-- START Exercise inputs --

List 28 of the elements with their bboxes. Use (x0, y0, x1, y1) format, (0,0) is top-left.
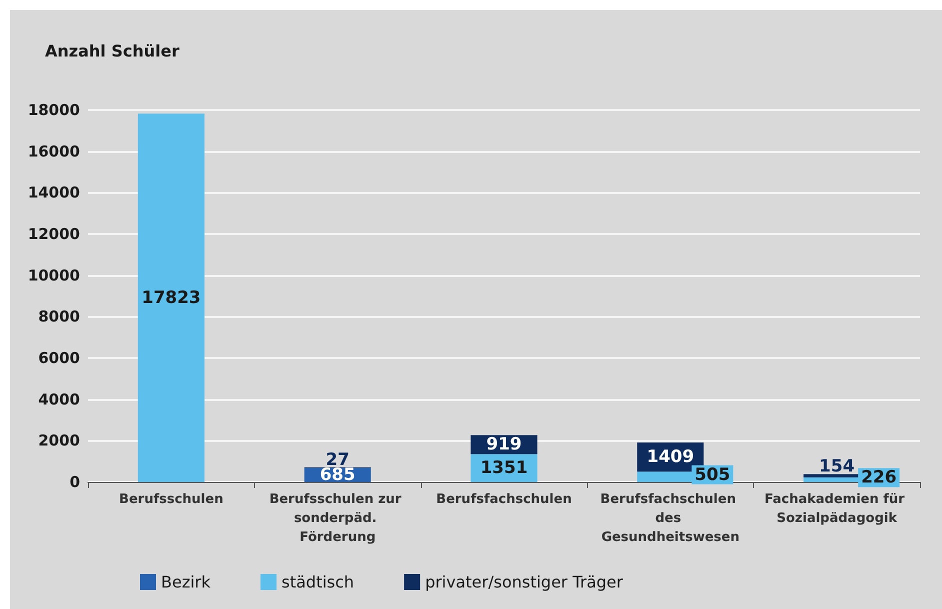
y-tick-label: 6000 (38, 349, 80, 367)
data-label: 17823 (142, 288, 201, 308)
y-tick-label: 4000 (38, 390, 80, 408)
legend-label: Bezirk (161, 572, 212, 592)
y-tick-label: 16000 (28, 142, 80, 160)
data-label: 919 (486, 434, 522, 455)
x-tick-label: Berufsfachschulen (436, 492, 572, 507)
x-tick-label: Berufsschulen (119, 492, 224, 507)
y-tick-label: 10000 (28, 266, 80, 284)
y-tick-label: 2000 (38, 432, 80, 450)
x-tick-label: Berufsfachschulen des Gesundheitswesen (600, 492, 740, 545)
chart-title: Anzahl Schüler (45, 42, 180, 60)
data-label: 1409 (646, 447, 694, 468)
data-label: 685 (320, 464, 356, 485)
legend-label: privater/sonstiger Träger (425, 572, 624, 592)
x-tick-label: Berufsschulen zur sonderpäd. Förderung (269, 492, 406, 545)
x-tick-label: Fachakademien für Sozialpädagogik (764, 492, 910, 526)
data-label: 154 (819, 456, 855, 477)
data-label: 1351 (480, 458, 528, 478)
y-tick-label: 18000 (28, 101, 80, 119)
bar (138, 114, 204, 482)
data-label: 505 (694, 464, 730, 485)
legend-label: städtisch (282, 572, 354, 592)
data-label: 226 (861, 468, 897, 488)
y-tick-label: 14000 (28, 184, 80, 202)
y-tick-label: 12000 (28, 225, 80, 243)
y-tick-label: 8000 (38, 308, 80, 326)
y-tick-label: 0 (70, 473, 80, 491)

-- END Exercise inputs --

Your instructions »
Copy every line of the records above verbatim, leaving out the pictures.

Solution to this task »
List 28 of the elements with their bboxes. Use (x0, y0, x1, y1) format, (0,0) is top-left.
y-tick-label: 6000 (38, 349, 80, 367)
data-label: 17823 (142, 288, 201, 308)
y-tick-label: 4000 (38, 390, 80, 408)
legend-label: Bezirk (161, 572, 212, 592)
y-tick-label: 16000 (28, 142, 80, 160)
data-label: 919 (486, 434, 522, 455)
x-tick-label: Berufsfachschulen (436, 492, 572, 507)
x-tick-label: Berufsschulen (119, 492, 224, 507)
y-tick-label: 10000 (28, 266, 80, 284)
y-tick-label: 2000 (38, 432, 80, 450)
x-tick-label: Berufsfachschulen des Gesundheitswesen (600, 492, 740, 545)
chart-title: Anzahl Schüler (45, 42, 180, 60)
data-label: 1409 (646, 447, 694, 468)
data-label: 685 (320, 464, 356, 485)
legend-label: privater/sonstiger Träger (425, 572, 624, 592)
x-tick-label: Berufsschulen zur sonderpäd. Förderung (269, 492, 406, 545)
x-tick-label: Fachakademien für Sozialpädagogik (764, 492, 910, 526)
data-label: 154 (819, 456, 855, 477)
data-label: 1351 (480, 458, 528, 478)
y-tick-label: 18000 (28, 101, 80, 119)
bar (138, 114, 204, 482)
data-label: 505 (694, 464, 730, 485)
legend-label: städtisch (282, 572, 354, 592)
data-label: 226 (861, 468, 897, 488)
y-tick-label: 14000 (28, 184, 80, 202)
y-tick-label: 12000 (28, 225, 80, 243)
y-tick-label: 8000 (38, 308, 80, 326)
y-tick-label: 0 (70, 473, 80, 491)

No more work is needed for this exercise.